# Page excerpt:
%%

Less often, doses may be expressed as genome copies per kilogram (gc/kg), also as an exponential figure (e.g. 2 x 1013 gc/kg).
The clinical trials registered with ClinicalTrials.gov are summarised in the linked Table. Many are early stage (Phase I or II) studies involving small numbers of participants and designed to determine acute safety and the dose that should be tested in subsequent studies. Of these, three have been published in full [2,3,4]. An update of one of these trials, with follow up of 2–3 years, has now been published . Two trials have started in patients with antibodies to the AAV5 vector (who have previously been excluded from these trials) and in patients with FVIII inhibitors. Most Phase I or II trials are too small to provide robust evidence of efficacy or safety; however, gene therapy is not a conventional medicine and the results from completed trials and the interim outcomes from ongoing trials have been interpreted very positively.
Seven Phase III trials designed to provide definitive evidence of efficacy and safety are currently underway in patients with haemophilia A (valoctocogene roxaparvovec, giroctocogene fitelparvovec) or haemophilia B (etranacogene dezaparvovec, FLT180a, fidanacogene elaparvovec).
Interpreting the trials
There are several caveats about the outcomes of trials of gene therapy for haemophilia:
Not all people with haemophilia were eligible to participate
The inclusion and exclusion criteria were carefully selected to optimise outcomes. For example, the eligibility criteria for Spark’s Phase I/II trial of SPK-9001 for haemophilia B were:
|Inclusion criteria||Exclusion criteria|
|Able to provide informed consent and comply with requirements of the study||Evidence of active hepatitis B or C or currently on antiviral therapy for hepatitis B or C|
|Males ≥18 yrs with confirmed diagnosis of haemophilia B (≤2 IU/dL or ≤2% endogenous factor IX)||Have significant underlying liver disease|
|Received ≥50 exposure days to factor IX products||Have serological evidence of HIV-1 or HIV-2 with CD4 counts ≤200/mm3 (subjects who are HIV+ and stable with CD4 count >200/mm3 and undetectable viral load are eligible to enrol)|
|A minimum average of four bleeding events per year requiring episodic treatment of factor IX infusions or prophylactic factor IX infusions||Have detectable antibodies reactive with AAV-Spark100|
|No measurable factor IX inhibitor as assessed by the central laboratory and have no prior history of inhibitors to factor IX protein||Participated in a gene transfer trial within the last 52 weeks or in a clinical trial with an investigational drug within the last 12 weeks|
|Agree to use reliable barrier contraception until three consecutive samples are negative for vector sequences||Unable or unwilling to comply with study assessments|
These criteria exclude the individuals who have acquired hepatitis B or C or are experiencing the hepatic complications of past infection. Most people with severe haemophilia B would otherwise meet the criteria except for the requirement for no antibodies against the AAV vector: in one large study, the prevalence of antibodies to AAV in a general population in France varied with the subtype, being higher for AAV1 (67%) and AAV2 (72%) than AAV5 (40%), AAV6 (46%), AAV8 (38%) and AAV9 (47%) . There was also cross-reactivity between AAV types but, more positively, titre levels were low in most people. Trials are now underway to determine whether high vector antibody titres can be overcome with high-dose gene therapy.

%%

(Page segmentation data)
%%

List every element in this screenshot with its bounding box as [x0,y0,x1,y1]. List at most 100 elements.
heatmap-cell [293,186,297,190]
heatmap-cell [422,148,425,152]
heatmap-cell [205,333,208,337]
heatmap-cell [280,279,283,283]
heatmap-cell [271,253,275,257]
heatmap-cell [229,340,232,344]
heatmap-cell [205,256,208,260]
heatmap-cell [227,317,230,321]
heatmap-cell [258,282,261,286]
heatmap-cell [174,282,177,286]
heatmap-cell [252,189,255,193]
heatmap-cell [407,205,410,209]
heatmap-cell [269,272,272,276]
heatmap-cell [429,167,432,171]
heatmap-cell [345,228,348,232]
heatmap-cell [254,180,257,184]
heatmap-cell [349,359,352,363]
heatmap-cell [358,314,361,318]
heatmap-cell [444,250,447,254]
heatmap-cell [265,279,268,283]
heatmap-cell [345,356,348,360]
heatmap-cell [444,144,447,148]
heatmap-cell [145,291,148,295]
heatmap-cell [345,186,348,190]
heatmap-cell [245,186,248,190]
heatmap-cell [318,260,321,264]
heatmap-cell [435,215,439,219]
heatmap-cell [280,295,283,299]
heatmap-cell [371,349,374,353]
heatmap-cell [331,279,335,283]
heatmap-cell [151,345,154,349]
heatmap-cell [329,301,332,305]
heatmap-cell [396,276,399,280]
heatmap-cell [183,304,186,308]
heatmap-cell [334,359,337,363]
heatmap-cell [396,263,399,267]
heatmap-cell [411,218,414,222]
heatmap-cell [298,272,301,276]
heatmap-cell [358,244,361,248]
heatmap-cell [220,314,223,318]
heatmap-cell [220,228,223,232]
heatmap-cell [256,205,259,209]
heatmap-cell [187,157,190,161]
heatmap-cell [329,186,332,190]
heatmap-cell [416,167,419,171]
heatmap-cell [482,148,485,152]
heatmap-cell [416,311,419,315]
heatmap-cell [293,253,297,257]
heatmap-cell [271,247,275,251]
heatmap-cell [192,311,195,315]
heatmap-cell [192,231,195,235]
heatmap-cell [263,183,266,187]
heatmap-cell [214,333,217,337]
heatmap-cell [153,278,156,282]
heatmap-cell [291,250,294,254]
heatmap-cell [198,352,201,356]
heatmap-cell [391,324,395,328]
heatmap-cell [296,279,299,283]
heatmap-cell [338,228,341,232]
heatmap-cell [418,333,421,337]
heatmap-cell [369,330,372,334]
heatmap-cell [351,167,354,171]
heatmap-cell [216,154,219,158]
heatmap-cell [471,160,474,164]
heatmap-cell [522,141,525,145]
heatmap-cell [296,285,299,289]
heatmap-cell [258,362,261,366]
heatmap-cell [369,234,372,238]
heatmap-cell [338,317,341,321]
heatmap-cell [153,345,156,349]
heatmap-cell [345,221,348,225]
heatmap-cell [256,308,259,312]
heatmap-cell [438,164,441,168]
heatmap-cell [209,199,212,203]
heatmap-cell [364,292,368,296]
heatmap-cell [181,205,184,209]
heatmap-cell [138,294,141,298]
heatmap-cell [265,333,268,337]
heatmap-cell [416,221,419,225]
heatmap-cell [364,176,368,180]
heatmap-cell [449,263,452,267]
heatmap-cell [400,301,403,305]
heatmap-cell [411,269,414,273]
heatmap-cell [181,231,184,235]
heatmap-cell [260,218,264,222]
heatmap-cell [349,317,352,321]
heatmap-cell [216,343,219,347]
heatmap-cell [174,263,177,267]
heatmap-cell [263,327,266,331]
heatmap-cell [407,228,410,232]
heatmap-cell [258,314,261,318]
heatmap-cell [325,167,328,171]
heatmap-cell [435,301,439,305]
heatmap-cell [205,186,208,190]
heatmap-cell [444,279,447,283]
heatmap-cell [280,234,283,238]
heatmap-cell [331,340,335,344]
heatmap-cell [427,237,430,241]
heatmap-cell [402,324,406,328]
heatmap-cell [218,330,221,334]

%%

# Tasks:
[1] Answer these questions about the gene therapy text:
(a) How many Phase III trials are currently underway?
(b) How many exposure days to factor IX products did the SPK-9001 trial require for inclusion?
(c) What was the prevalence of antibodies to AAV5 in the French study?
[2] What comes next in the gene therapy text? Write a continuation that starts after its last sentence.
The rows play no part in this work.

# Responses for each task:
[1]
(a) Seven.
(b) At least 50.
(c) 40%.

[2]
All trials reported so far have excluded children and it is not clear how effective gene therapy may be in younger people (because the transgenes are not replicated as the liver grows). Also excluded were people with mild or (in most trials) moderate haemophilia and women. No gene therapy for other inherited bleeding disorders has so far reached the clinical trial stage, so this development is confined to the haemophilia community.
Selecting a trial population in this way means that the results can reliably be applied only to people who share these characteristics, meaning that – at first – treatment will only be offered to a subgroup of the haemophilia population. In time, trials will be conducted with less restrictive criteria, provided no major safety concerns emerge.
Factor levels are not restored to 100% over time
The typical response appears to be a rapid increase in factor levels in the first weeks after treatment, followed by a decline and then a plateau or a very slow decline. The initial peak may be very close to 100%, but plateau levels range up to 80% in individuals or average 30% – 50%. Severe haemophilia is therefore being converted to mild haemophilia for most people.
Most outcomes have been reported for a few years at most
Gene therapy is a lifelong treatment and one for which there is no precedent. The long-term risks are small, as far as is known, and apparently greatly outweighed by the potential benefit. However, follow-up in most trials is only one to three years and the duration of response is far from clear. Studies in mice suggest the possibility of a small risk of hepatocellular carcinoma, perhaps due to low-level integration of the viral vector into host DNA; however, there is currently no evidence of this in humans, or of new safety concerns over time.
Results to date have come from small numbers of participants
Gene therapy is such a radical change in treatment that early trials have received unparalleled attention. It is not unusual for such trials to involve only tens of participants because they are intended to provide information about dosage and safety. Phase I and II trials of gene therapy have been greeted as if they were more definitive Phase III trials but, encouraging as the results have so far been, the numbers of participants have been too small to provide statistically robust evidence. Further, it is not possible to pool the results of several small trials because of differences between the vectors. Definitive evidence of outcomes will be available from a Phase III trial in 2020; two more will report in 2022.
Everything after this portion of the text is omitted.